Check every line below for the word "Vers" and copy the ones that have it.

--- Start of Material to process ---

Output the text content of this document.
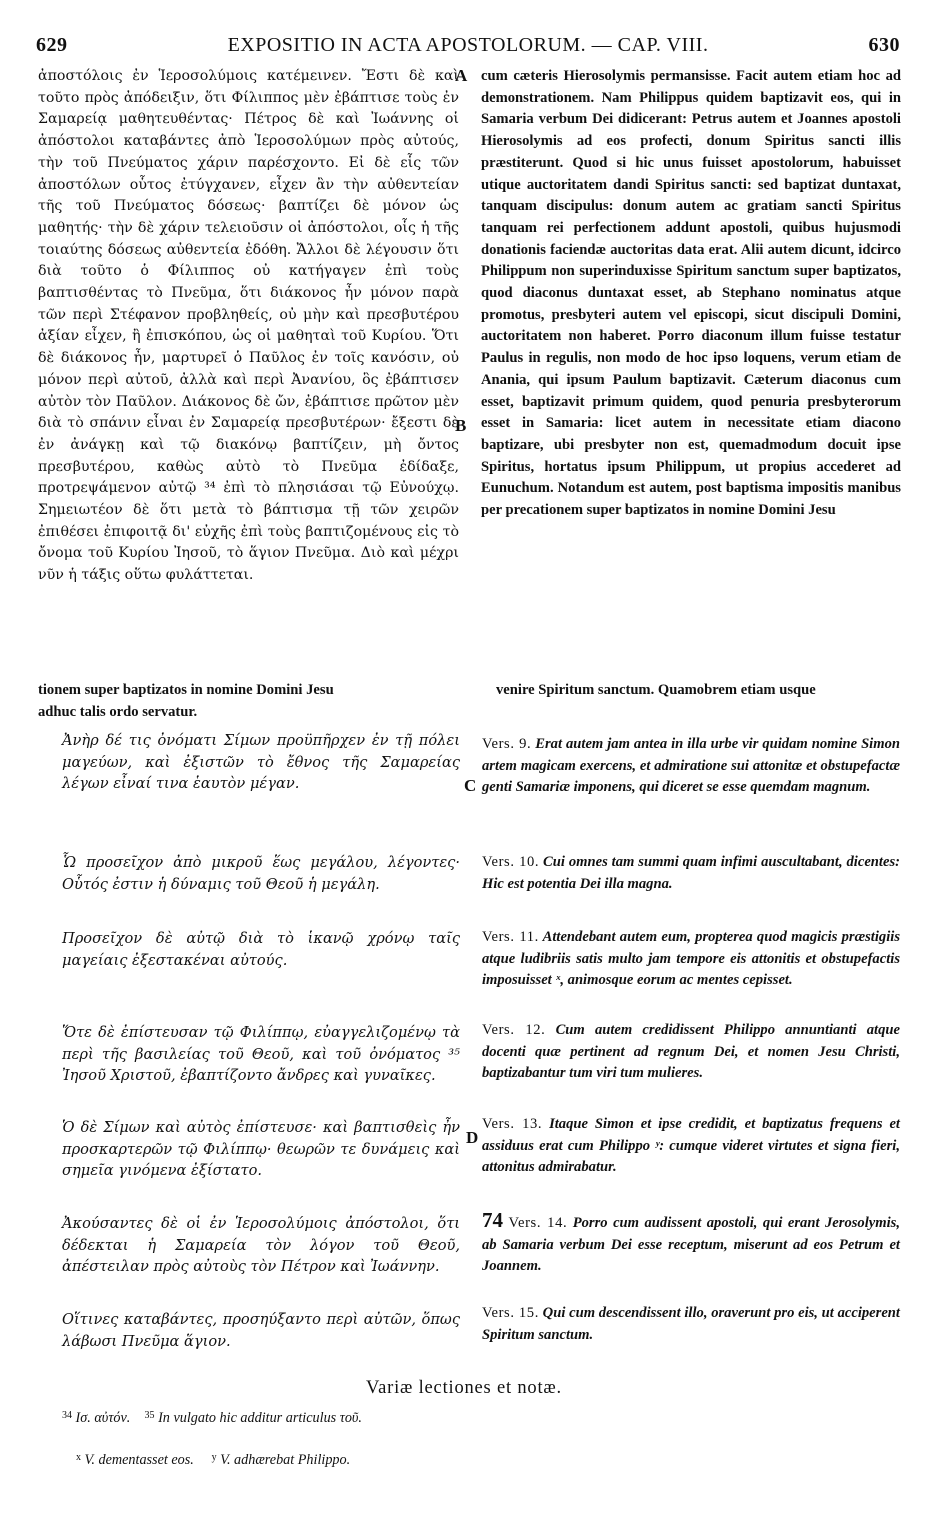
629	EXPOSITIO IN ACTA APOSTOLORUM. — CAP. VIII.	630

ἀποστόλοις ἐν Ἱεροσολύμοις κατέμεινεν. Ἔστι δὲ καὶ τοῦτο πρὸς ἀπόδειξιν, ὅτι Φίλιππος μὲν ἐβάπτισε τοὺς ἐν Σαμαρείᾳ μαθητευθέντας· Πέτρος δὲ καὶ Ἰωάννης οἱ ἀπόστολοι καταβάντες ἀπὸ Ἱεροσολύμων πρὸς αὐτούς, τὴν τοῦ Πνεύματος χάριν παρέσχοντο. Εἰ δὲ εἷς τῶν ἀποστόλων οὗτος ἐτύγχανεν, εἶχεν ἂν τὴν αὐθεντείαν τῆς τοῦ Πνεύματος δόσεως· βαπτίζει δὲ μόνον ὡς μαθητής· τὴν δὲ χάριν τελειοῦσιν οἱ ἀπόστολοι, οἷς ἡ τῆς τοιαύτης δόσεως αὐθεντεία ἐδόθη. Ἄλλοι δὲ λέγουσιν ὅτι διὰ τοῦτο ὁ Φίλιππος οὐ κατήγαγεν ἐπὶ τοὺς βαπτισθέντας τὸ Πνεῦμα, ὅτι διάκονος ἦν μόνον παρὰ τῶν περὶ Στέφανον προβληθείς, οὐ μὴν καὶ πρεσβυτέρου ἀξίαν εἶχεν, ἢ ἐπισκόπου, ὡς οἱ μαθηταὶ τοῦ Κυρίου. Ὅτι δὲ διάκονος ἦν, μαρτυρεῖ ὁ Παῦλος ἐν τοῖς κανόσιν, οὐ μόνον περὶ αὐτοῦ, ἀλλὰ καὶ περὶ Ἀνανίου, ὃς ἐβάπτισεν αὐτὸν τὸν Παῦλον. Διάκονος δὲ ὤν, ἐβάπτισε πρῶτον μὲν διὰ τὸ σπάνιν εἶναι ἐν Σαμαρείᾳ πρεσβυτέρων· ἔξεστι δὲ ἐν ἀνάγκῃ καὶ τῷ διακόνῳ βαπτίζειν, μὴ ὄντος πρεσβυτέρου, καθὼς αὐτὸ τὸ Πνεῦμα ἐδίδαξε, προτρεψάμενον αὐτῷ ³⁴ ἐπὶ τὸ πλησιάσαι τῷ Εὐνούχῳ. Σημειωτέον δὲ ὅτι μετὰ τὸ βάπτισμα τῇ τῶν χειρῶν ἐπιθέσει ἐπιφοιτᾷ δι' εὐχῆς ἐπὶ τοὺς βαπτιζομένους εἰς τὸ ὄνομα τοῦ Κυρίου Ἰησοῦ, τὸ ἅγιον Πνεῦμα. Διὸ καὶ μέχρι νῦν ἡ τάξις οὕτω φυλάττεται.

cum cæteris Hierosolymis permansisse. Facit autem etiam hoc ad demonstrationem. Nam Philippus quidem baptizavit eos, qui in Samaria verbum Dei didicerant: Petrus autem et Joannes apostoli Hierosolymis ad eos profecti, donum Spiritus sancti illis præstiterunt. Quod si hic unus fuisset apostolorum, habuisset utique auctoritatem dandi Spiritus sancti: sed baptizat duntaxat, tanquam discipulus: donum autem ac gratiam sancti Spiritus tanquam rei perfectionem addunt apostoli, quibus hujusmodi donationis faciendæ auctoritas data erat. Alii autem dicunt, idcirco Philippum non superinduxisse Spiritum sanctum super baptizatos, quod diaconus duntaxat esset, ab Stephano nominatus atque promotus, presbyteri autem vel episcopi, sicut discipuli Domini, auctoritatem non haberet. Porro diaconum illum fuisse testatur Paulus in regulis, non modo de hoc ipso loquens, verum etiam de Anania, qui ipsum Paulum baptizavit. Cæterum diaconus cum esset, baptizavit primum quidem, quod penuria presbyterorum esset in Samaria: licet autem in necessitate etiam diacono baptizare, ubi presbyter non est, quemadmodum docuit ipse Spiritus, hortatus ipsum Philippum, ut propius accederet ad Eunuchum. Notandum est autem, post baptisma impositis manibus per precationem super baptizatos in nomine Domini Jesu

A
B
C
D
tionem super baptizatos in nomine Domini Jesu	venire Spiritum sanctum. Quamobrem etiam usque
adhuc talis ordo servatur.
Ἀνὴρ δέ τις ὀνόματι Σίμων προϋπῆρχεν ἐν τῇ πόλει μαγεύων, καὶ ἐξιστῶν τὸ ἔθνος τῆς Σαμαρείας λέγων εἶναί τινα ἑαυτὸν μέγαν.
Ὧ προσεῖχον ἀπὸ μικροῦ ἕως μεγάλου, λέγοντες· Οὗτός ἐστιν ἡ δύναμις τοῦ Θεοῦ ἡ μεγάλη.
Προσεῖχον δὲ αὐτῷ διὰ τὸ ἱκανῷ χρόνῳ ταῖς μαγείαις ἐξεστακέναι αὐτούς.
Ὅτε δὲ ἐπίστευσαν τῷ Φιλίππῳ, εὐαγγελιζομένῳ τὰ περὶ τῆς βασιλείας τοῦ Θεοῦ, καὶ τοῦ ὀνόματος ³⁵ Ἰησοῦ Χριστοῦ, ἐβαπτίζοντο ἄνδρες καὶ γυναῖκες.
Ὁ δὲ Σίμων καὶ αὐτὸς ἐπίστευσε· καὶ βαπτισθεὶς ἦν προσκαρτερῶν τῷ Φιλίππῳ· θεωρῶν τε δυνάμεις καὶ σημεῖα γινόμενα ἐξίστατο.
Ἀκούσαντες δὲ οἱ ἐν Ἱεροσολύμοις ἀπόστολοι, ὅτι δέδεκται ἡ Σαμαρεία τὸν λόγον τοῦ Θεοῦ, ἀπέστειλαν πρὸς αὐτοὺς τὸν Πέτρον καὶ Ἰωάννην.
Οἵτινες καταβάντες, προσηύξαντο περὶ αὐτῶν, ὅπως λάβωσι Πνεῦμα ἅγιον.
Vers. 9. Erat autem jam antea in illa urbe vir quidam nomine Simon artem magicam exercens, et admiratione sui attonitæ et obstupefactæ genti Samariæ imponens, qui diceret se esse quemdam magnum.
Vers. 10. Cui omnes tam summi quam infimi auscultabant, dicentes: Hic est potentia Dei illa magna.
Vers. 11. Attendebant autem eum, propterea quod magicis præstigiis atque ludibriis satis multo jam tempore eis attonitis et obstupefactis imposuisset ˣ, animosque eorum ac mentes cepisset.
Vers. 12. Cum autem credidissent Philippo annuntianti atque docenti quæ pertinent ad regnum Dei, et nomen Jesu Christi, baptizabantur tum viri tum mulieres.
Vers. 13. Itaque Simon et ipse credidit, et baptizatus frequens et assiduus erat cum Philippo ʸ: cumque videret virtutes et signa fieri, attonitus admirabatur.
74 Vers. 14. Porro cum audissent apostoli, qui erant Jerosolymis, ab Samaria verbum Dei esse receptum, miserunt ad eos Petrum et Joannem.
Vers. 15. Qui cum descendissent illo, oraverunt pro eis, ut acciperent Spiritum sanctum.
Variæ lectiones et notæ.
$^{34}$ Ισ. αὐτόν. $^{35}$ In vulgato hic additur articulus τοῦ.
$^x$ V. dementasset eos. $^y$ V. adhærebat Philippo.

--- End of Material to process ---

* _Complete response_:
Vers. 9. Erat autem jam antea in illa urbe vir quidam nomine Simon artem magicam exercens, et admiratione sui attonitæ et obstupefactæ genti Samariæ imponens, qui diceret se esse quemdam magnum.
Vers. 10. Cui omnes tam summi quam infimi auscultabant, dicentes: Hic est potentia Dei illa magna.
Vers. 11. Attendebant autem eum, propterea quod magicis præstigiis atque ludibriis satis multo jam tempore eis attonitis et obstupefactis imposuisset ˣ, animosque eorum ac mentes cepisset.
Vers. 12. Cum autem credidissent Philippo annuntianti atque docenti quæ pertinent ad regnum Dei, et nomen Jesu Christi, baptizabantur tum viri tum mulieres.
Vers. 13. Itaque Simon et ipse credidit, et baptizatus frequens et assiduus erat cum Philippo ʸ: cumque videret virtutes et signa fieri, attonitus admirabatur.
74 Vers. 14. Porro cum audissent apostoli, qui erant Jerosolymis, ab Samaria verbum Dei esse receptum, miserunt ad eos Petrum et Joannem.
Vers. 15. Qui cum descendissent illo, oraverunt pro eis, ut acciperent Spiritum sanctum.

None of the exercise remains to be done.